Set task:
Identify the lines that contain the word "text", then copy them.

Given entries:
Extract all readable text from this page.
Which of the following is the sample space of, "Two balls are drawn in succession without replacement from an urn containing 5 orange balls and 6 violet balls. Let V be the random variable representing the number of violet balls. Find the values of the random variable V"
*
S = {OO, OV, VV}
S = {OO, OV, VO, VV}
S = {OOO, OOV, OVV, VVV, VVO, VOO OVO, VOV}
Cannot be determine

* * *

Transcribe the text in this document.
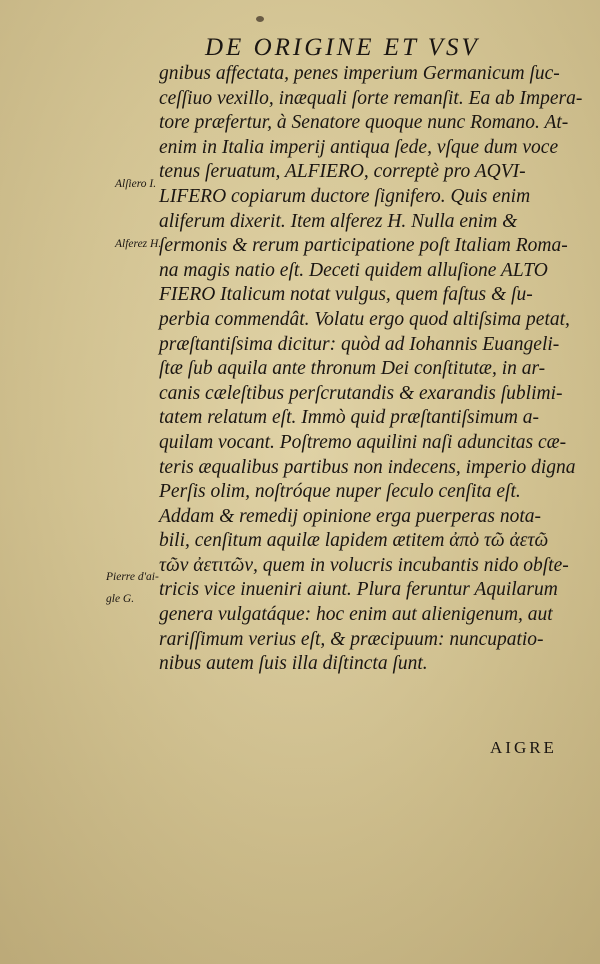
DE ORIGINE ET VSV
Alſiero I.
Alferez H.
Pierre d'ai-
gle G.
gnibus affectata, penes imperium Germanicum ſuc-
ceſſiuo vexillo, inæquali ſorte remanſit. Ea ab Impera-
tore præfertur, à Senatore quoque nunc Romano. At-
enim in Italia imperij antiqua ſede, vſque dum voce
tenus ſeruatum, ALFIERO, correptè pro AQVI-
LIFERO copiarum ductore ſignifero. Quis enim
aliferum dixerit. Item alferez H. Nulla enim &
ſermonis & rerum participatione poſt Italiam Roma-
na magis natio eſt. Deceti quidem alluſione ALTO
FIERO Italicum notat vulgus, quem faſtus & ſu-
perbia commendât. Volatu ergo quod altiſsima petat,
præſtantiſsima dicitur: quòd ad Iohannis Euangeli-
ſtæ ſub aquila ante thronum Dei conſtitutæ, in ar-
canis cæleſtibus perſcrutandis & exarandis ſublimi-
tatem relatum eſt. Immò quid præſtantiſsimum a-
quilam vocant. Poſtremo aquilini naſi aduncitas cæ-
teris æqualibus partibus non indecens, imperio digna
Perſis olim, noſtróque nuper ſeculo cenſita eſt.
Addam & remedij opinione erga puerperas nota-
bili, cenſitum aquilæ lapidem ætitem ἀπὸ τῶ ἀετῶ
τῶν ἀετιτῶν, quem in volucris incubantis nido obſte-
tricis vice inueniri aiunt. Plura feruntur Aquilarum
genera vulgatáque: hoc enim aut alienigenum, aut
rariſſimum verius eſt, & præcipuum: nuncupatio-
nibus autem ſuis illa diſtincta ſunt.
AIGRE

* * *

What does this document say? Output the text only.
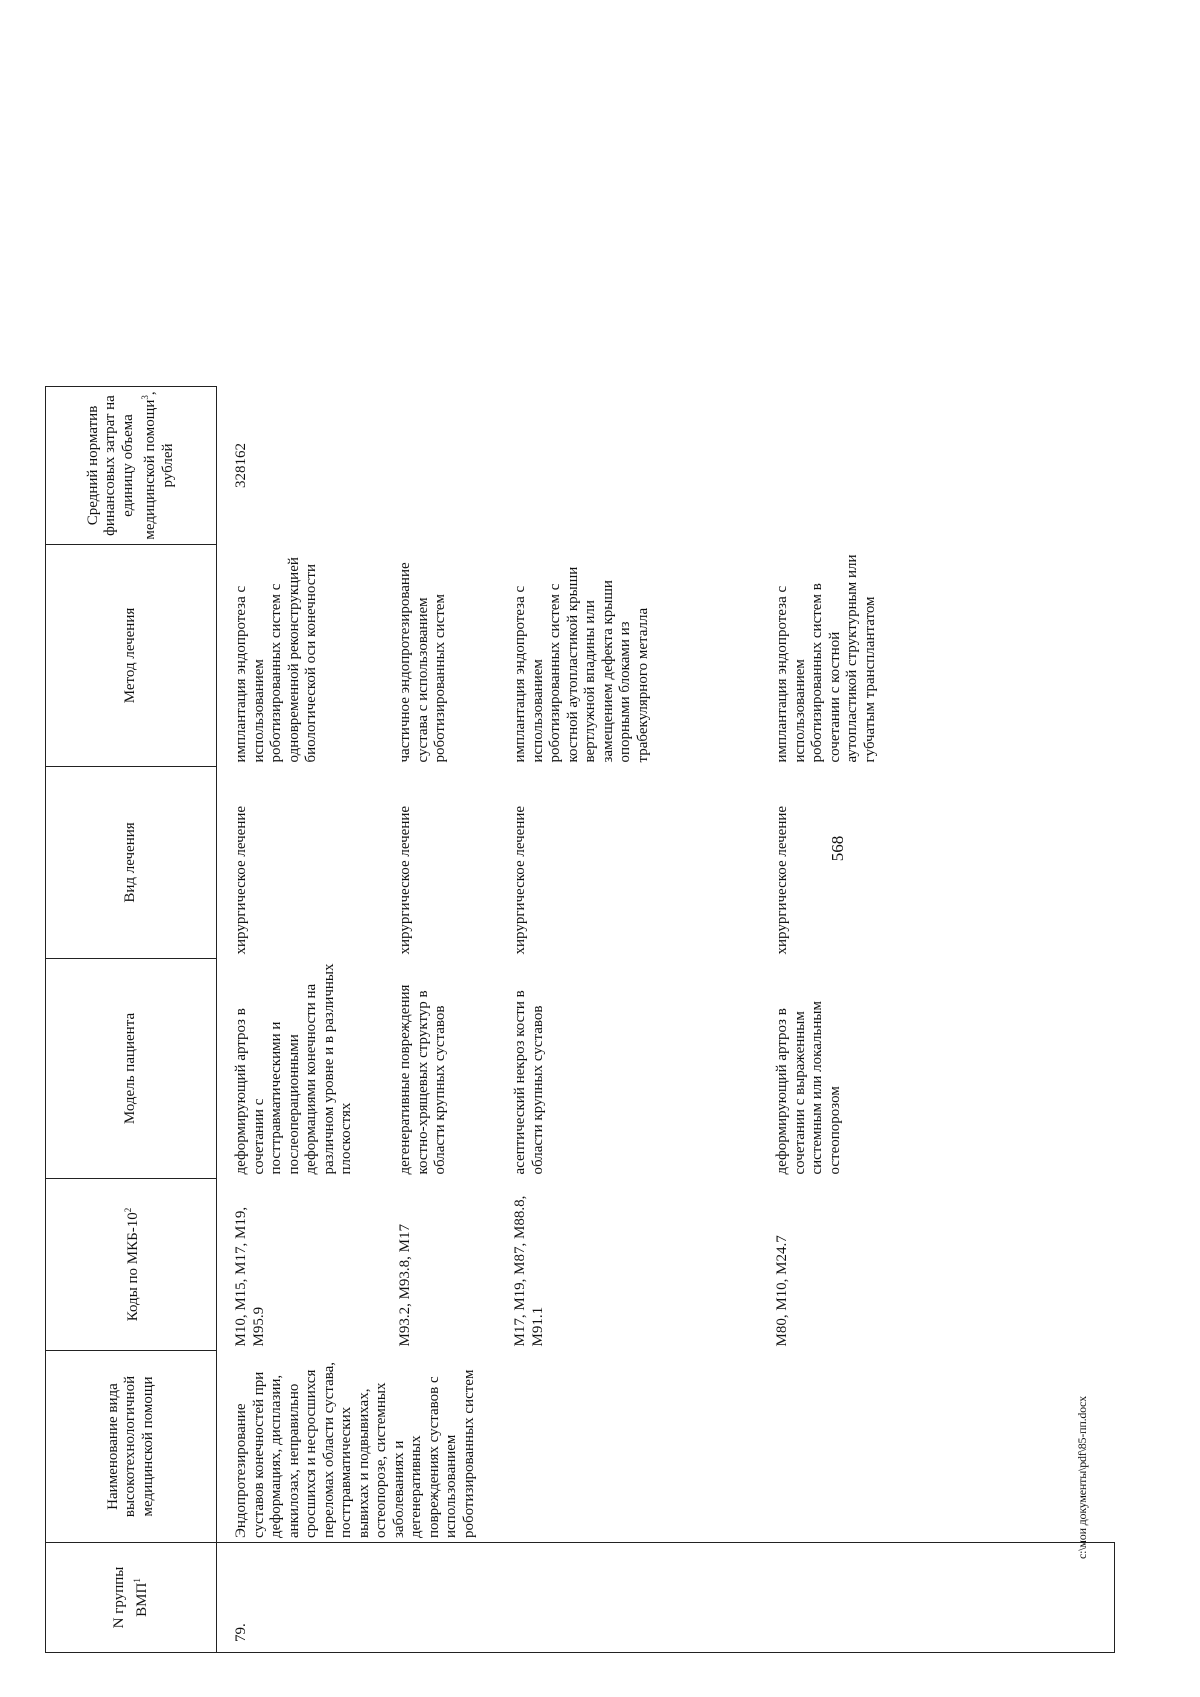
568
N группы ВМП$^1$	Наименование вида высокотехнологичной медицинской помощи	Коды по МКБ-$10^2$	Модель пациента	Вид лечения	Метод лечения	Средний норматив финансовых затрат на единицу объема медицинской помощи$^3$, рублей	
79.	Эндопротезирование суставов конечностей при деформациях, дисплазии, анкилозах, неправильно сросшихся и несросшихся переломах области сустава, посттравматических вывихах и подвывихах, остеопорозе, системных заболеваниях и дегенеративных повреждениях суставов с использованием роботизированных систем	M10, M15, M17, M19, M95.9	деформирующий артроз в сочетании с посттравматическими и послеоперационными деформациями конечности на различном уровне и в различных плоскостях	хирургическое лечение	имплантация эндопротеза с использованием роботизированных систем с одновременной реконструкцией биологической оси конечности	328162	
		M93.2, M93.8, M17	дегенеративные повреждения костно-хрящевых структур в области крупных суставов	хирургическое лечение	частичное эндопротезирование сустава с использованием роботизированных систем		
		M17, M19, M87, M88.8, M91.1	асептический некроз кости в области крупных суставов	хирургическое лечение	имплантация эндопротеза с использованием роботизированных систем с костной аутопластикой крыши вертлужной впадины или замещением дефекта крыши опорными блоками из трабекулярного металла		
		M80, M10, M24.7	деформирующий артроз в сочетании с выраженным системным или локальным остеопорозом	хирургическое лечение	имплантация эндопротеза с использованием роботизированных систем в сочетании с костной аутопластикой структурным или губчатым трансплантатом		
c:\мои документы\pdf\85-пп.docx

Answer for this exercise:
Extract all readable text from this page.
Transcribe the text in this document.
What does this document say? Output the text only.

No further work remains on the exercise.